Show every line where "structured" occurs.

↓↓↓

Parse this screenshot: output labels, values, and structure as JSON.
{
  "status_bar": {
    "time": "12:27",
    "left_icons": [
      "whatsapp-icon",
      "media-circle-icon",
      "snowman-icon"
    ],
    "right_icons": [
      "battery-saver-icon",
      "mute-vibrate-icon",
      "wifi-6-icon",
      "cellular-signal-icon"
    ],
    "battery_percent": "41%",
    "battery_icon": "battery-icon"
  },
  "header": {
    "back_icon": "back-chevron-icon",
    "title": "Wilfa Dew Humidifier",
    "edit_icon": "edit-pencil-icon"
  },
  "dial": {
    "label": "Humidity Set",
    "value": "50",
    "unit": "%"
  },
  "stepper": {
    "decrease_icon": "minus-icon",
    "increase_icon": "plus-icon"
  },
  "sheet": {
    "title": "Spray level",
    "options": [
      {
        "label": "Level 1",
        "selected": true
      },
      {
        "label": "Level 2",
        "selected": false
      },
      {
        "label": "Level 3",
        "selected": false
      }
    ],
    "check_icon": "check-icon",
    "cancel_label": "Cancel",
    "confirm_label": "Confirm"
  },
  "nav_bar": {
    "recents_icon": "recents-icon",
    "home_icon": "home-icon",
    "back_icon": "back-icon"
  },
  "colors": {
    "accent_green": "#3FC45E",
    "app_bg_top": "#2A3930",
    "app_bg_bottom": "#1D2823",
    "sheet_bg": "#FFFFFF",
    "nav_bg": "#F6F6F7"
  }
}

↑↑↑
↓↓↓

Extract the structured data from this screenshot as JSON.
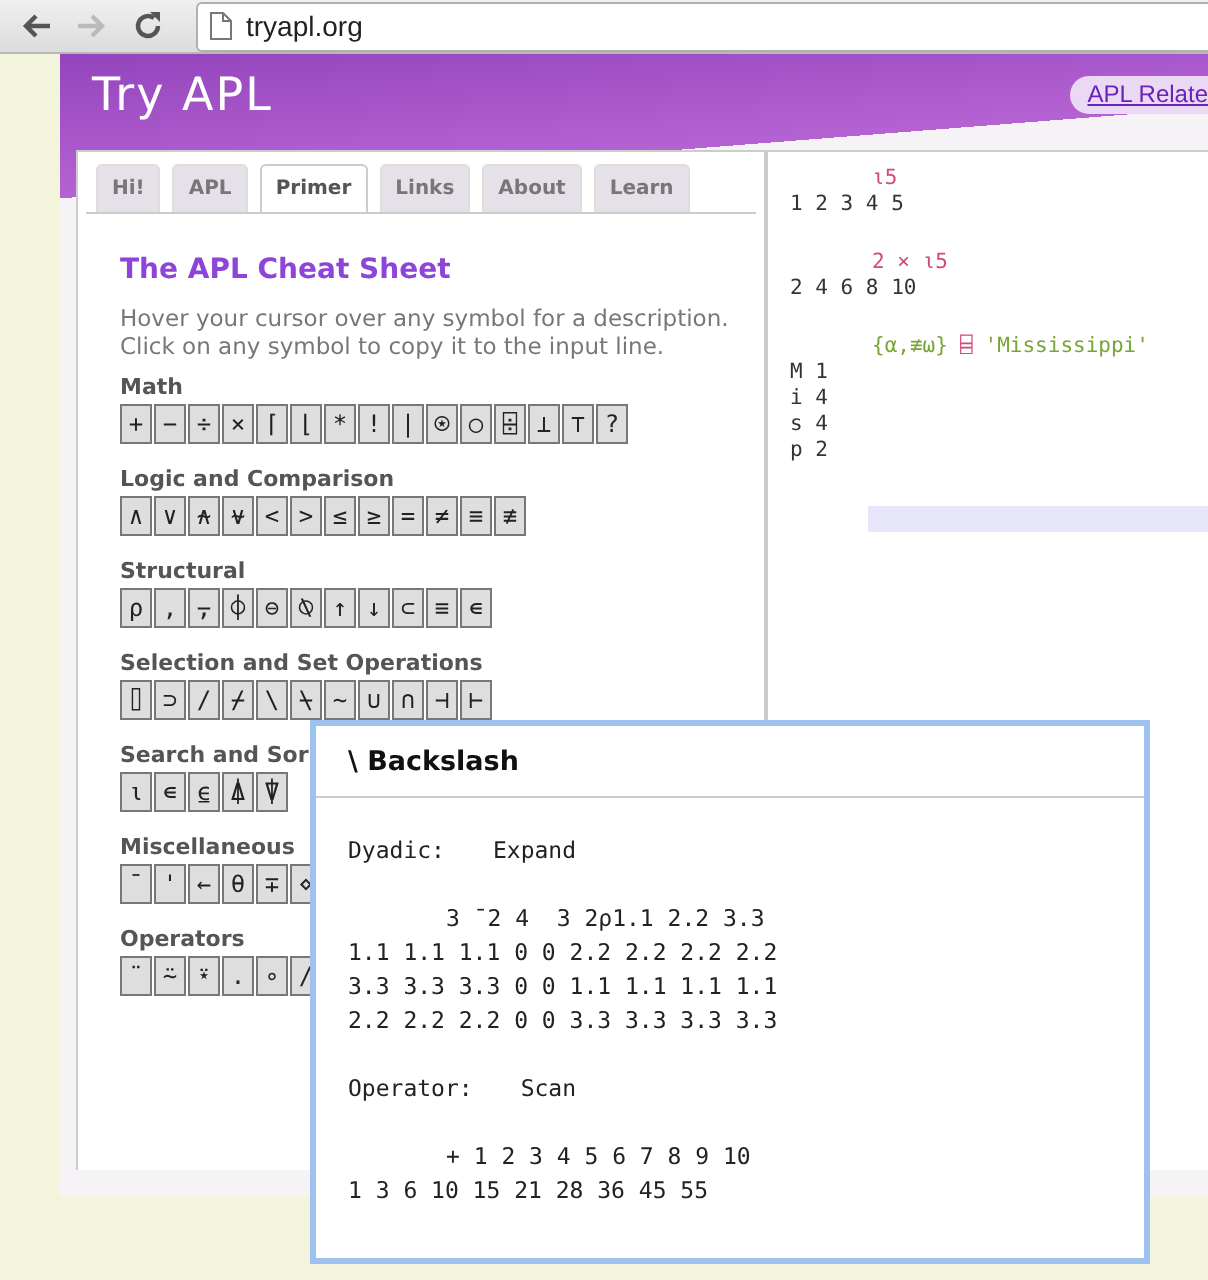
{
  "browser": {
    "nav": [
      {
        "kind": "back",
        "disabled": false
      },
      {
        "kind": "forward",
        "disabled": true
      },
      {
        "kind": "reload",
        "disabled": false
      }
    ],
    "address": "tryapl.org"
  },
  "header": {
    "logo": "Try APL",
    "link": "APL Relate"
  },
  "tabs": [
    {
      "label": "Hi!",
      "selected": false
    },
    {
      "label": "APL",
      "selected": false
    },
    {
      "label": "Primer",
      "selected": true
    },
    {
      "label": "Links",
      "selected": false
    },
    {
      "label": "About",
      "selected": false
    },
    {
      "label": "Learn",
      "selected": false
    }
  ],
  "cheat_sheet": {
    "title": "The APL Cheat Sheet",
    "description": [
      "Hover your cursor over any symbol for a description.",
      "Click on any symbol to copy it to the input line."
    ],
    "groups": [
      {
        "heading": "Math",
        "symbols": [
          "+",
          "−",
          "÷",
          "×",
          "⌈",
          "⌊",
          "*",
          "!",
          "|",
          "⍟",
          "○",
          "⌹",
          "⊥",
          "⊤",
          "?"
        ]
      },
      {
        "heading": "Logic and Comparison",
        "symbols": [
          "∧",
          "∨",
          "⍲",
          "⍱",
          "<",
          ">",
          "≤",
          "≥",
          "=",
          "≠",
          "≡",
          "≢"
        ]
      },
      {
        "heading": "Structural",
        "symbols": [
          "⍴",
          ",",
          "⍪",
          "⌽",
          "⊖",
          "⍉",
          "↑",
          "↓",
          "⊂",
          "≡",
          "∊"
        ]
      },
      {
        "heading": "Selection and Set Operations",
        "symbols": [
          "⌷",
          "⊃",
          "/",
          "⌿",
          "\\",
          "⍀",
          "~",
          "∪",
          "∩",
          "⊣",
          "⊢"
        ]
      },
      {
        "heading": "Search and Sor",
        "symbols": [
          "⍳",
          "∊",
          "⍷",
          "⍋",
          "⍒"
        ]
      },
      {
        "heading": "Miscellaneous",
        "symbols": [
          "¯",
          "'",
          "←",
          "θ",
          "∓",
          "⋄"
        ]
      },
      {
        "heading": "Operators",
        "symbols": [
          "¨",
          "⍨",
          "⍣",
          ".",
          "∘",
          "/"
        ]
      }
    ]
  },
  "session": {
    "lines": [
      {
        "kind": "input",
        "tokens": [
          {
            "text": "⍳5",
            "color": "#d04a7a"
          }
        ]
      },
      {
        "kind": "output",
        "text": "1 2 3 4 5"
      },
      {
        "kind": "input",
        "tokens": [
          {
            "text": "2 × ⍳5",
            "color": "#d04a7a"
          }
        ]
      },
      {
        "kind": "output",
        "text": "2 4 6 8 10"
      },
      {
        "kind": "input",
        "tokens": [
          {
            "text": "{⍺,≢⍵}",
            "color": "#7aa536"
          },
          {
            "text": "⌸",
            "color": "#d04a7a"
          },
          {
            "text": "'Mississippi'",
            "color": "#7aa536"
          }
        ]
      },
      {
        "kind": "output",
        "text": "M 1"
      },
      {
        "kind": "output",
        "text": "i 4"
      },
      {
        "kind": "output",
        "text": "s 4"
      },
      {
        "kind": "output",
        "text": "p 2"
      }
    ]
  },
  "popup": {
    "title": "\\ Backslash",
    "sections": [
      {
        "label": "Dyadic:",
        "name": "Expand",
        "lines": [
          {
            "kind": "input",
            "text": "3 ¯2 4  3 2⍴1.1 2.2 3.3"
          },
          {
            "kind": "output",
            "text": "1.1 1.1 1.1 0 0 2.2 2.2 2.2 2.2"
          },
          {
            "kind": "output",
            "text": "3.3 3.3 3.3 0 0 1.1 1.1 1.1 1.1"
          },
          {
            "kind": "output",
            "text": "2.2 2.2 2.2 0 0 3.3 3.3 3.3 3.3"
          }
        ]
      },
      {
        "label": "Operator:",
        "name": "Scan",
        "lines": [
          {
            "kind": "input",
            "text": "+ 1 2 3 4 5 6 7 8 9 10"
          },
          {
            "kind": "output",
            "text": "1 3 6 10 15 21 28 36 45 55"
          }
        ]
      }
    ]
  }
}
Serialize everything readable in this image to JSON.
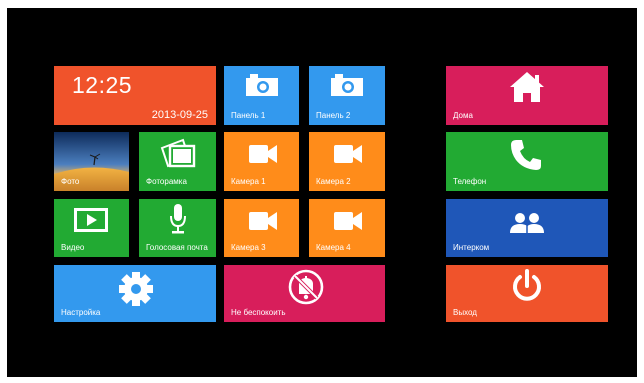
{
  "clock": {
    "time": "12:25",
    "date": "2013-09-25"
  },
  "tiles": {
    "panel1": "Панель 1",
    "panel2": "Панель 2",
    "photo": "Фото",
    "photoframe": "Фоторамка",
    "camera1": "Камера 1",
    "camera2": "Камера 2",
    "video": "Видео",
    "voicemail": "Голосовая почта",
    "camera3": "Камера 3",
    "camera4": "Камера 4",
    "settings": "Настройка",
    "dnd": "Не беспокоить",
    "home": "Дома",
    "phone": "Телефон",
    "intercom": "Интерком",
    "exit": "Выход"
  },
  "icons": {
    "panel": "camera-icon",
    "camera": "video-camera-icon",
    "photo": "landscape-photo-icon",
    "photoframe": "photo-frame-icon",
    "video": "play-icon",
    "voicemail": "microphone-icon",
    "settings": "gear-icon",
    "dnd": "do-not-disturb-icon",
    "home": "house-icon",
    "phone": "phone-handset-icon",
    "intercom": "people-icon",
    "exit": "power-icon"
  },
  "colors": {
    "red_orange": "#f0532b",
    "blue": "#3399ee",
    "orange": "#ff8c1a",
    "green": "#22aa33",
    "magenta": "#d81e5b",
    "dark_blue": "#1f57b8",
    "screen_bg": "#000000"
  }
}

↑↑↑
↓↓↓

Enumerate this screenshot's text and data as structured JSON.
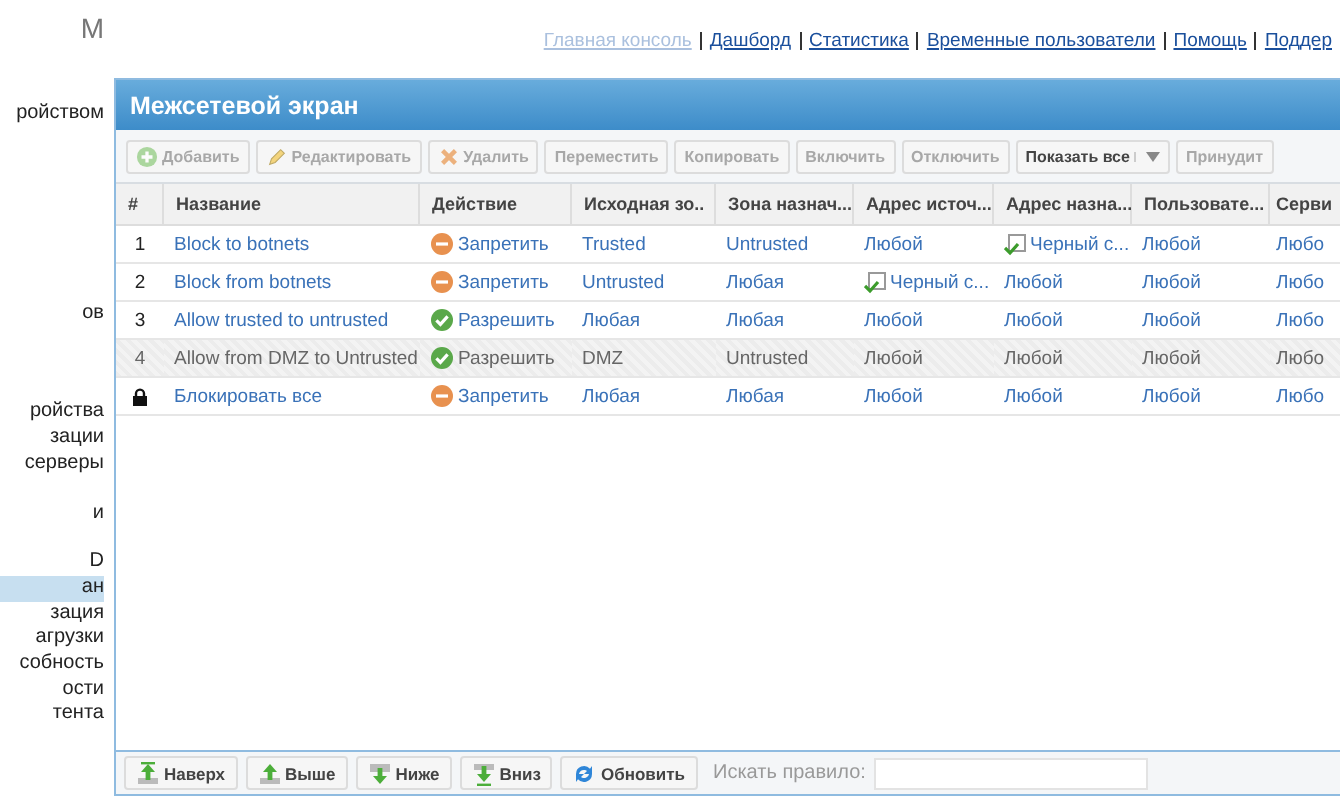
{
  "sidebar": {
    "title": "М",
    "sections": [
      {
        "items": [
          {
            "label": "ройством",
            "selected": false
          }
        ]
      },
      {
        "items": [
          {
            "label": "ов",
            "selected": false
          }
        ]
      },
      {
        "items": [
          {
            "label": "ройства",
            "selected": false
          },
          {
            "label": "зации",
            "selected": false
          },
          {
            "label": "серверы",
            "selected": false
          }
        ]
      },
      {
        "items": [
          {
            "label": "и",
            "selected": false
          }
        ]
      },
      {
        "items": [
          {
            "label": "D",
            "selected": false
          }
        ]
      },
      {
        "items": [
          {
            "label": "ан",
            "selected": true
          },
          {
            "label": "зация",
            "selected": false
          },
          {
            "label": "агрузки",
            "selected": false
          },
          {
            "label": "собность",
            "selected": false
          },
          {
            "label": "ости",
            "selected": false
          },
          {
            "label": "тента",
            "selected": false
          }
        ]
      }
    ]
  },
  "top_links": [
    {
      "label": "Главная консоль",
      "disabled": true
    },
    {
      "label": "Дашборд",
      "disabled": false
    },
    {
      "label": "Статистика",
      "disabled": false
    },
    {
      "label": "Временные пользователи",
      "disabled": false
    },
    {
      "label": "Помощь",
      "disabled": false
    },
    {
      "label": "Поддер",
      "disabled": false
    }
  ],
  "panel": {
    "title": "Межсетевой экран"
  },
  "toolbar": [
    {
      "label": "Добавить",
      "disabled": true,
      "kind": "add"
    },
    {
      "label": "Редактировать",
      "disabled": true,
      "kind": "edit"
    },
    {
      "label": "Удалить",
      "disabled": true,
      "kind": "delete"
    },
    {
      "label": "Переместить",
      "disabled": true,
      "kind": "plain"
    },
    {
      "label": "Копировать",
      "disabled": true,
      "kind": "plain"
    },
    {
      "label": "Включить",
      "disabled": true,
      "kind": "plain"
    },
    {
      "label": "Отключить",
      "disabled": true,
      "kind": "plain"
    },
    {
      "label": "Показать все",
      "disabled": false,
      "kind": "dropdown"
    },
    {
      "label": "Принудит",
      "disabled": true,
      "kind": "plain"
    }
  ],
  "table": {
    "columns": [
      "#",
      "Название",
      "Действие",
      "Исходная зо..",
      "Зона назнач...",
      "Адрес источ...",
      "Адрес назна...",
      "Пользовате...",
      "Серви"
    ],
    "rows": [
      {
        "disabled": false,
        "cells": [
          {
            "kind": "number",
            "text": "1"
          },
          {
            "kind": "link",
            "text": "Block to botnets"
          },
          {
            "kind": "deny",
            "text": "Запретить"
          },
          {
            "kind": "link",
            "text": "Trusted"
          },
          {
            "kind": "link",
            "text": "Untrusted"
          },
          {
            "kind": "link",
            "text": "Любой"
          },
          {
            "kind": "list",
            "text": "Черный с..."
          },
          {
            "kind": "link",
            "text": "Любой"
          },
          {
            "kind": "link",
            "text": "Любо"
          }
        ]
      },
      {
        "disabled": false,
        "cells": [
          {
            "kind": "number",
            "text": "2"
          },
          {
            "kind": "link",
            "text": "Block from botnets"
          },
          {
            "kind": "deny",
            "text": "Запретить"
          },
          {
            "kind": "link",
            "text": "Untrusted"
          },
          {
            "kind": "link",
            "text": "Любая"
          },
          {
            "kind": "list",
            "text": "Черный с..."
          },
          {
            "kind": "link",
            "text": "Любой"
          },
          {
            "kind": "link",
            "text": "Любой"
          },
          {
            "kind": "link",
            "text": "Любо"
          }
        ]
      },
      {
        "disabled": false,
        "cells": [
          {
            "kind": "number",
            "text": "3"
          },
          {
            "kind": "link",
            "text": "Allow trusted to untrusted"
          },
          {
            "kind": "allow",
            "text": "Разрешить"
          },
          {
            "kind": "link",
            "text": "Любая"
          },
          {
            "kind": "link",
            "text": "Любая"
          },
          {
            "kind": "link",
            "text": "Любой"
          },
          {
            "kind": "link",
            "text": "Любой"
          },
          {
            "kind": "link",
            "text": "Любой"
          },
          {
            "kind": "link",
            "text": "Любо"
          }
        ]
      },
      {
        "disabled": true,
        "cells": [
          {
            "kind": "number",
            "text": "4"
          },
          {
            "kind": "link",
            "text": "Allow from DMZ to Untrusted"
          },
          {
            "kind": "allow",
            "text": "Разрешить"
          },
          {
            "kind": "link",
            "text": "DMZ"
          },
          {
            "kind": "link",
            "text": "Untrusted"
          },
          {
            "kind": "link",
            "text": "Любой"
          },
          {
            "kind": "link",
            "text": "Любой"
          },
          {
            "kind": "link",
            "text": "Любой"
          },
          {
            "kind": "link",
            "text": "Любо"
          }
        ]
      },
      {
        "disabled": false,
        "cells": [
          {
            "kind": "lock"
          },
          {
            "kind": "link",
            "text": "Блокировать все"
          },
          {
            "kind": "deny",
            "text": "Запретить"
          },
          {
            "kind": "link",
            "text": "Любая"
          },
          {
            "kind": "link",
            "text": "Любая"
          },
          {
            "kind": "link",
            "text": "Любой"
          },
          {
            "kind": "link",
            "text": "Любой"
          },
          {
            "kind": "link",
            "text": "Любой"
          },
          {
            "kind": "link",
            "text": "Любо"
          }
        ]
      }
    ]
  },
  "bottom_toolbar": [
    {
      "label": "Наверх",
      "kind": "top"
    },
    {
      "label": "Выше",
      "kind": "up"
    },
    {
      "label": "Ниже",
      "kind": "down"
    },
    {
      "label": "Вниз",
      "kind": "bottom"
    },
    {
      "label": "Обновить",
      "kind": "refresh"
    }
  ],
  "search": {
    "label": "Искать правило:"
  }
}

↑↑↑

▸ **COMPLETE RESPONSE**:
Extract the structured data from this screenshot as JSON.
Enumerate this screenshot's text and data as structured JSON.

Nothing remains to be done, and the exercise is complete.